------ PROVIDED RECORDS

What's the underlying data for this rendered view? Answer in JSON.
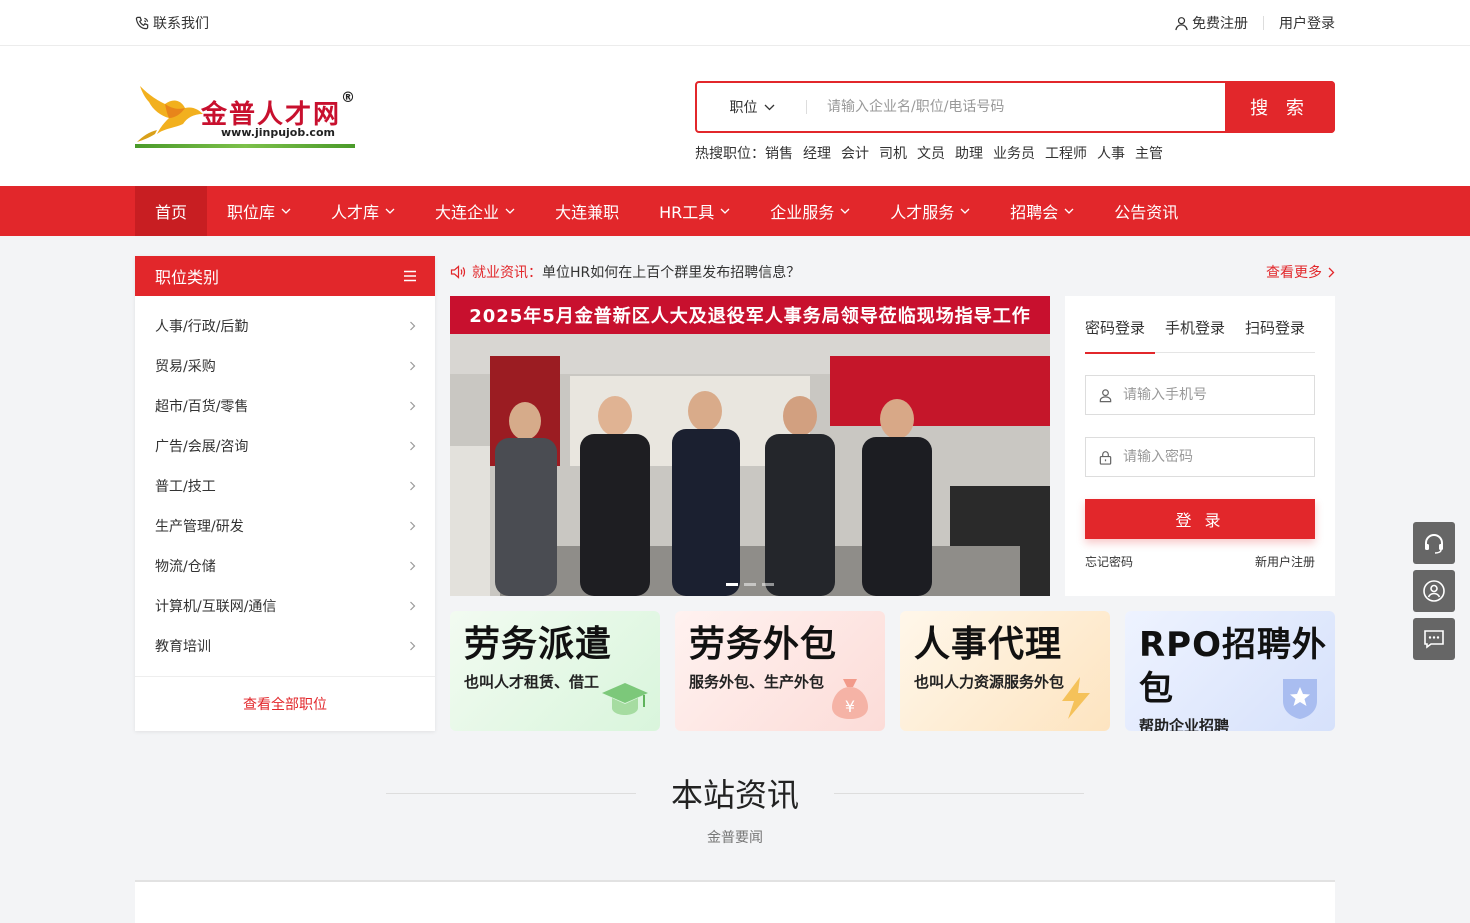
{
  "topbar": {
    "contact": "联系我们",
    "register": "免费注册",
    "login": "用户登录"
  },
  "logo": {
    "brand": "金普人才网",
    "url": "www.jinpujob.com",
    "registered_mark": "®"
  },
  "search": {
    "type_label": "职位",
    "placeholder": "请输入企业名/职位/电话号码",
    "button_label": "搜 索"
  },
  "hot_search": {
    "label": "热搜职位：",
    "items": [
      "销售",
      "经理",
      "会计",
      "司机",
      "文员",
      "助理",
      "业务员",
      "工程师",
      "人事",
      "主管"
    ]
  },
  "nav": {
    "items": [
      {
        "label": "首页",
        "has_dropdown": false
      },
      {
        "label": "职位库",
        "has_dropdown": true
      },
      {
        "label": "人才库",
        "has_dropdown": true
      },
      {
        "label": "大连企业",
        "has_dropdown": true
      },
      {
        "label": "大连兼职",
        "has_dropdown": false
      },
      {
        "label": "HR工具",
        "has_dropdown": true
      },
      {
        "label": "企业服务",
        "has_dropdown": true
      },
      {
        "label": "人才服务",
        "has_dropdown": true
      },
      {
        "label": "招聘会",
        "has_dropdown": true
      },
      {
        "label": "公告资讯",
        "has_dropdown": false
      }
    ]
  },
  "sidebar": {
    "title": "职位类别",
    "items": [
      {
        "label": "人事/行政/后勤"
      },
      {
        "label": "贸易/采购"
      },
      {
        "label": "超市/百货/零售"
      },
      {
        "label": "广告/会展/咨询"
      },
      {
        "label": "普工/技工"
      },
      {
        "label": "生产管理/研发"
      },
      {
        "label": "物流/仓储"
      },
      {
        "label": "计算机/互联网/通信"
      },
      {
        "label": "教育培训"
      }
    ],
    "more": "查看全部职位"
  },
  "notice": {
    "label": "就业资讯：",
    "text": "单位HR如何在上百个群里发布招聘信息？",
    "more": "查看更多"
  },
  "banner": {
    "title": "2025年5月金普新区人大及退役军人事务局领导莅临现场指导工作",
    "slide_count": 3,
    "active_slide": 1
  },
  "login_panel": {
    "tabs": [
      {
        "label": "密码登录",
        "active": true
      },
      {
        "label": "手机登录",
        "active": false
      },
      {
        "label": "扫码登录",
        "active": false
      }
    ],
    "phone_placeholder": "请输入手机号",
    "password_placeholder": "请输入密码",
    "submit_label": "登 录",
    "forgot": "忘记密码",
    "register": "新用户注册"
  },
  "service_cards": [
    {
      "title": "劳务派遣",
      "subtitle": "也叫人才租赁、借工",
      "icon": "graduation-cap-icon"
    },
    {
      "title": "劳务外包",
      "subtitle": "服务外包、生产外包",
      "icon": "money-bag-icon"
    },
    {
      "title": "人事代理",
      "subtitle": "也叫人力资源服务外包",
      "icon": "lightning-icon"
    },
    {
      "title": "RPO招聘外包",
      "subtitle": "帮助企业招聘",
      "icon": "star-badge-icon"
    }
  ],
  "section": {
    "title": "本站资讯",
    "subtitle": "金普要闻"
  },
  "colors": {
    "brand_red": "#e2272b",
    "float_gray": "#666666"
  }
}
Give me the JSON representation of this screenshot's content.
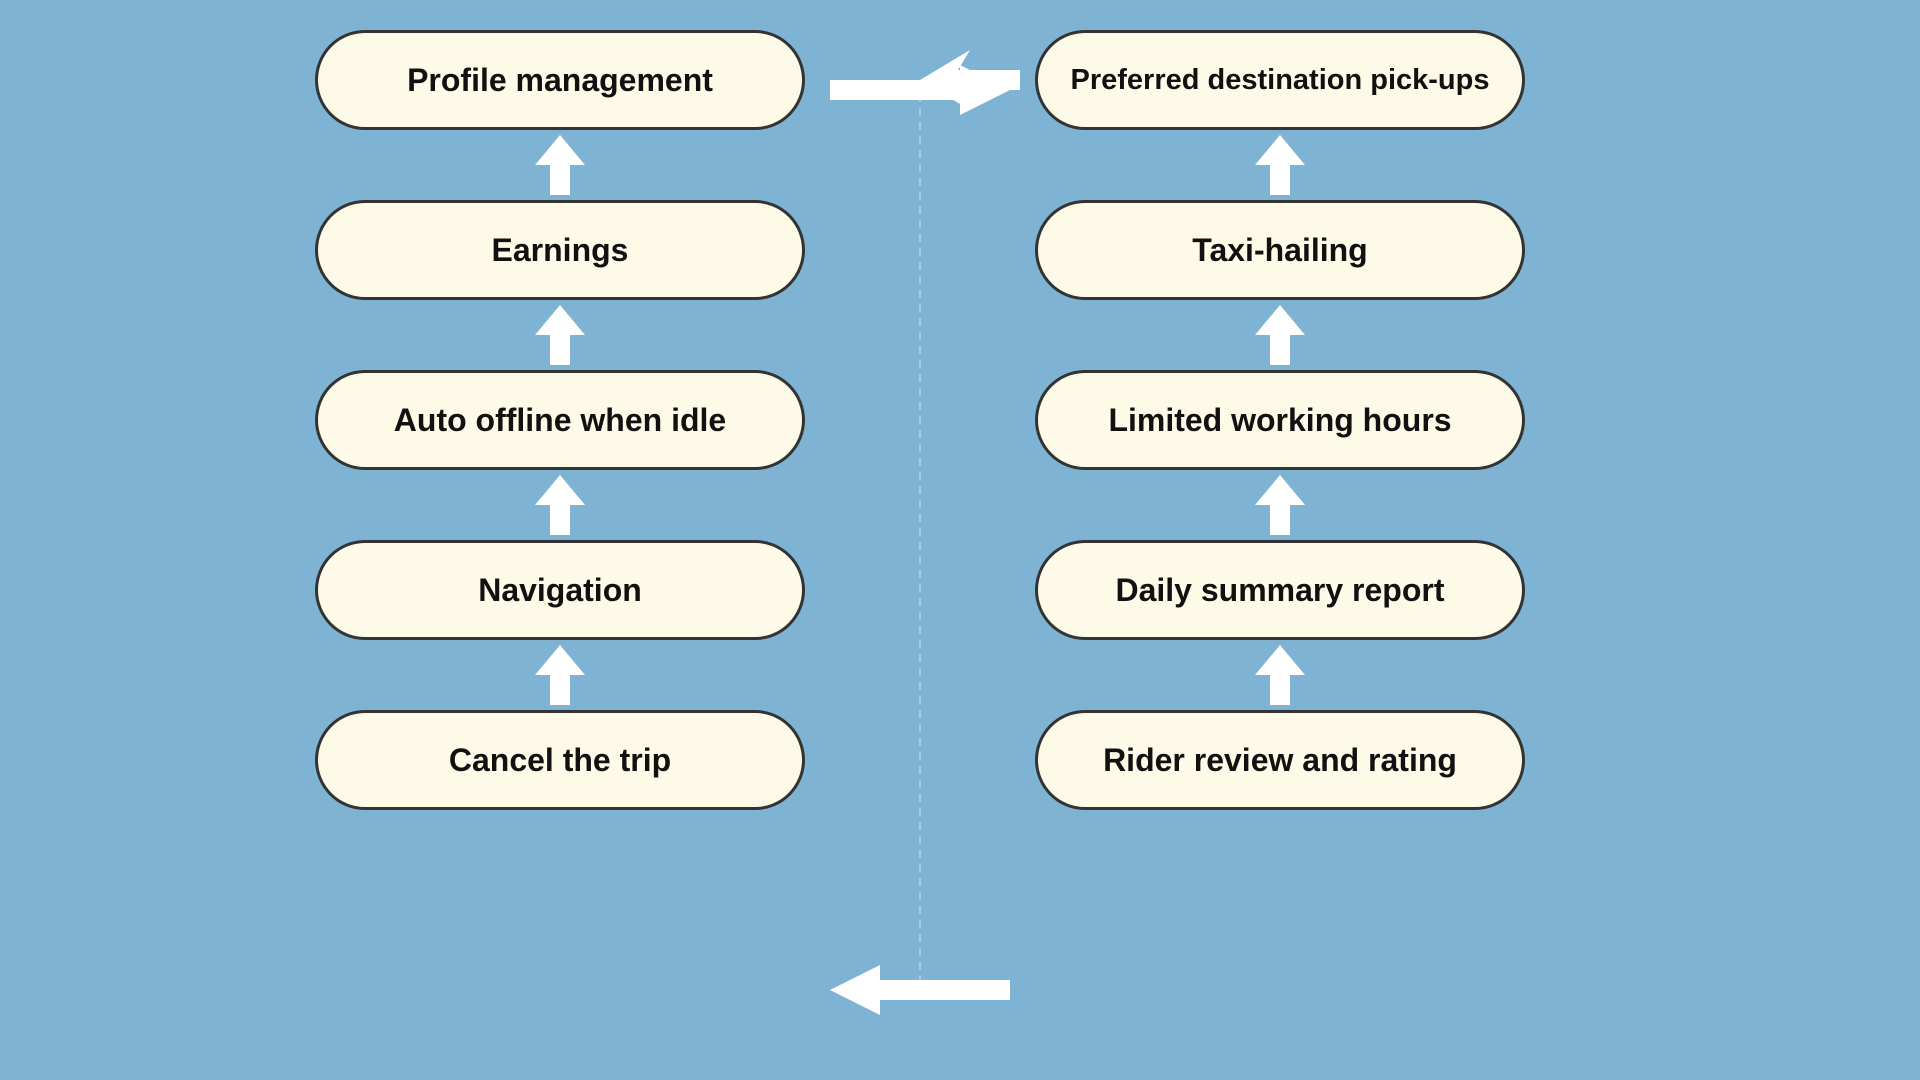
{
  "background": "#7fb3d3",
  "leftColumn": {
    "items": [
      {
        "id": "profile-management",
        "label": "Profile management"
      },
      {
        "id": "earnings",
        "label": "Earnings"
      },
      {
        "id": "auto-offline",
        "label": "Auto offline when idle"
      },
      {
        "id": "navigation",
        "label": "Navigation"
      },
      {
        "id": "cancel-trip",
        "label": "Cancel the trip"
      }
    ]
  },
  "rightColumn": {
    "items": [
      {
        "id": "preferred-destination",
        "label": "Preferred destination pick-ups"
      },
      {
        "id": "taxi-hailing",
        "label": "Taxi-hailing"
      },
      {
        "id": "limited-working-hours",
        "label": "Limited working hours"
      },
      {
        "id": "daily-summary",
        "label": "Daily summary report"
      },
      {
        "id": "rider-review",
        "label": "Rider review and rating"
      }
    ]
  },
  "arrowColor": "white"
}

------------

WORK REQUIRED: Give the entries again without a single change, but with no pictures.

OUTPUT:
What's the underlying data for this rendered view? Answer in JSON.
{
  "topbar": {
    "contact": "联系我们",
    "register": "免费注册",
    "login": "用户登录"
  },
  "logo": {
    "brand": "金普人才网",
    "url": "www.jinpujob.com",
    "registered_mark": "®"
  },
  "search": {
    "type_label": "职位",
    "placeholder": "请输入企业名/职位/电话号码",
    "button_label": "搜 索"
  },
  "hot_search": {
    "label": "热搜职位：",
    "items": [
      "销售",
      "经理",
      "会计",
      "司机",
      "文员",
      "助理",
      "业务员",
      "工程师",
      "人事",
      "主管"
    ]
  },
  "nav": {
    "items": [
      {
        "label": "首页",
        "has_dropdown": false
      },
      {
        "label": "职位库",
        "has_dropdown": true
      },
      {
        "label": "人才库",
        "has_dropdown": true
      },
      {
        "label": "大连企业",
        "has_dropdown": true
      },
      {
        "label": "大连兼职",
        "has_dropdown": false
      },
      {
        "label": "HR工具",
        "has_dropdown": true
      },
      {
        "label": "企业服务",
        "has_dropdown": true
      },
      {
        "label": "人才服务",
        "has_dropdown": true
      },
      {
        "label": "招聘会",
        "has_dropdown": true
      },
      {
        "label": "公告资讯",
        "has_dropdown": false
      }
    ]
  },
  "sidebar": {
    "title": "职位类别",
    "items": [
      {
        "label": "人事/行政/后勤"
      },
      {
        "label": "贸易/采购"
      },
      {
        "label": "超市/百货/零售"
      },
      {
        "label": "广告/会展/咨询"
      },
      {
        "label": "普工/技工"
      },
      {
        "label": "生产管理/研发"
      },
      {
        "label": "物流/仓储"
      },
      {
        "label": "计算机/互联网/通信"
      },
      {
        "label": "教育培训"
      }
    ],
    "more": "查看全部职位"
  },
  "notice": {
    "label": "就业资讯：",
    "text": "单位HR如何在上百个群里发布招聘信息？",
    "more": "查看更多"
  },
  "banner": {
    "title": "2025年5月金普新区人大及退役军人事务局领导莅临现场指导工作",
    "slide_count": 3,
    "active_slide": 1
  },
  "login_panel": {
    "tabs": [
      {
        "label": "密码登录",
        "active": true
      },
      {
        "label": "手机登录",
        "active": false
      },
      {
        "label": "扫码登录",
        "active": false
      }
    ],
    "phone_placeholder": "请输入手机号",
    "password_placeholder": "请输入密码",
    "submit_label": "登 录",
    "forgot": "忘记密码",
    "register": "新用户注册"
  },
  "service_cards": [
    {
      "title": "劳务派遣",
      "subtitle": "也叫人才租赁、借工",
      "icon": "graduation-cap-icon"
    },
    {
      "title": "劳务外包",
      "subtitle": "服务外包、生产外包",
      "icon": "money-bag-icon"
    },
    {
      "title": "人事代理",
      "subtitle": "也叫人力资源服务外包",
      "icon": "lightning-icon"
    },
    {
      "title": "RPO招聘外包",
      "subtitle": "帮助企业招聘",
      "icon": "star-badge-icon"
    }
  ],
  "section": {
    "title": "本站资讯",
    "subtitle": "金普要闻"
  },
  "colors": {
    "brand_red": "#e2272b",
    "float_gray": "#666666"
  }
}
Give me the JSON representation of this screenshot's content.
{
  "background": "#7fb3d3",
  "leftColumn": {
    "items": [
      {
        "id": "profile-management",
        "label": "Profile management"
      },
      {
        "id": "earnings",
        "label": "Earnings"
      },
      {
        "id": "auto-offline",
        "label": "Auto offline when idle"
      },
      {
        "id": "navigation",
        "label": "Navigation"
      },
      {
        "id": "cancel-trip",
        "label": "Cancel the trip"
      }
    ]
  },
  "rightColumn": {
    "items": [
      {
        "id": "preferred-destination",
        "label": "Preferred destination pick-ups"
      },
      {
        "id": "taxi-hailing",
        "label": "Taxi-hailing"
      },
      {
        "id": "limited-working-hours",
        "label": "Limited working hours"
      },
      {
        "id": "daily-summary",
        "label": "Daily summary report"
      },
      {
        "id": "rider-review",
        "label": "Rider review and rating"
      }
    ]
  },
  "arrowColor": "white"
}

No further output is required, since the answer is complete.